# DIRECTIVE
Please swap "interactable" for "clickable" throughout the material below and give the lines again with nothing else changed.

# Dataset rows
★ ★ ★ ★
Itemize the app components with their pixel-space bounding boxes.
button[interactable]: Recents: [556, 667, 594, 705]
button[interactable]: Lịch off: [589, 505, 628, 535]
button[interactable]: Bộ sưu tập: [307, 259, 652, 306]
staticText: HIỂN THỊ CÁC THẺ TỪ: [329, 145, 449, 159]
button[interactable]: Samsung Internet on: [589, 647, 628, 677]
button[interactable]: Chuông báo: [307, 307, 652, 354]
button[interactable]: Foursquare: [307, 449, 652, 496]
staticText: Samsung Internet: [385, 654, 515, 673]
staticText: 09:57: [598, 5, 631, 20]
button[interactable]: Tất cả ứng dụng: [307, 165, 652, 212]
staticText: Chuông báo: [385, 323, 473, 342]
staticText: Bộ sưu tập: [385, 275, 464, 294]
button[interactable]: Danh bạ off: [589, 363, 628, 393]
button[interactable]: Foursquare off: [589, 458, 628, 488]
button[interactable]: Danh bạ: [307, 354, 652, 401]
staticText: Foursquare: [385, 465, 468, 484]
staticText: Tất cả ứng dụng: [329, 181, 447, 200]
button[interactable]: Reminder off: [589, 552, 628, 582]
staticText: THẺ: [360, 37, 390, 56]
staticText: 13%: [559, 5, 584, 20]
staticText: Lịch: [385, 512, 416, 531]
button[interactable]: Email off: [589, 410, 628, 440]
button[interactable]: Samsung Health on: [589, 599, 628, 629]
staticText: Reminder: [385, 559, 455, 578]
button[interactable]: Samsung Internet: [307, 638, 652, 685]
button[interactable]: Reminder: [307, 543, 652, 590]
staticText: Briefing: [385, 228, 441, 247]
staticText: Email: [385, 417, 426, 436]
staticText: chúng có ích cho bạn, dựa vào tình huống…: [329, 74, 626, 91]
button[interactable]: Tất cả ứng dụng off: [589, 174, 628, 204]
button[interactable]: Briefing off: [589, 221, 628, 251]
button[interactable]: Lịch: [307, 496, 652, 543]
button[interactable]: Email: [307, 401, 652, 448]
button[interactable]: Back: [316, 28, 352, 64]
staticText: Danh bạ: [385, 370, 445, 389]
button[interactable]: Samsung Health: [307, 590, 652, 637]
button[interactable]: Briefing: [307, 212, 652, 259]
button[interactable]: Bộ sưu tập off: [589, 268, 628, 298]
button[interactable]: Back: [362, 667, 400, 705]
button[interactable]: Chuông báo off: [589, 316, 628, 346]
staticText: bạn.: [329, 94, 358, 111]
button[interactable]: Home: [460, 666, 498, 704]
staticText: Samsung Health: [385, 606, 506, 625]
★ ★ ★ ★
# IN RESPONSE
Itemize the app components with their pixel-space bounding boxes.
button[clickable]: Recents: [556, 667, 594, 705]
button[clickable]: Lịch off: [589, 505, 628, 535]
button[clickable]: Bộ sưu tập: [307, 259, 652, 306]
staticText: HIỂN THỊ CÁC THẺ TỪ: [329, 145, 449, 159]
button[clickable]: Samsung Internet on: [589, 647, 628, 677]
button[clickable]: Chuông báo: [307, 307, 652, 354]
button[clickable]: Foursquare: [307, 449, 652, 496]
staticText: Samsung Internet: [385, 654, 515, 673]
staticText: 09:57: [598, 5, 631, 20]
button[clickable]: Tất cả ứng dụng: [307, 165, 652, 212]
staticText: Chuông báo: [385, 323, 473, 342]
staticText: Bộ sưu tập: [385, 275, 464, 294]
button[clickable]: Danh bạ off: [589, 363, 628, 393]
button[clickable]: Foursquare off: [589, 458, 628, 488]
button[clickable]: Danh bạ: [307, 354, 652, 401]
staticText: Foursquare: [385, 465, 468, 484]
staticText: Tất cả ứng dụng: [329, 181, 447, 200]
button[clickable]: Reminder off: [589, 552, 628, 582]
staticText: THẺ: [360, 37, 390, 56]
staticText: 13%: [559, 5, 584, 20]
staticText: Lịch: [385, 512, 416, 531]
button[clickable]: Email off: [589, 410, 628, 440]
button[clickable]: Samsung Health on: [589, 599, 628, 629]
staticText: Reminder: [385, 559, 455, 578]
button[clickable]: Samsung Internet: [307, 638, 652, 685]
button[clickable]: Reminder: [307, 543, 652, 590]
staticText: Briefing: [385, 228, 441, 247]
staticText: Email: [385, 417, 426, 436]
staticText: chúng có ích cho bạn, dựa vào tình huống…: [329, 74, 626, 91]
button[clickable]: Tất cả ứng dụng off: [589, 174, 628, 204]
button[clickable]: Briefing off: [589, 221, 628, 251]
button[clickable]: Lịch: [307, 496, 652, 543]
button[clickable]: Email: [307, 401, 652, 448]
button[clickable]: Back: [316, 28, 352, 64]
staticText: Danh bạ: [385, 370, 445, 389]
button[clickable]: Samsung Health: [307, 590, 652, 637]
button[clickable]: Briefing: [307, 212, 652, 259]
button[clickable]: Bộ sưu tập off: [589, 268, 628, 298]
button[clickable]: Back: [362, 667, 400, 705]
button[clickable]: Chuông báo off: [589, 316, 628, 346]
staticText: bạn.: [329, 94, 358, 111]
button[clickable]: Home: [460, 666, 498, 704]
staticText: Samsung Health: [385, 606, 506, 625]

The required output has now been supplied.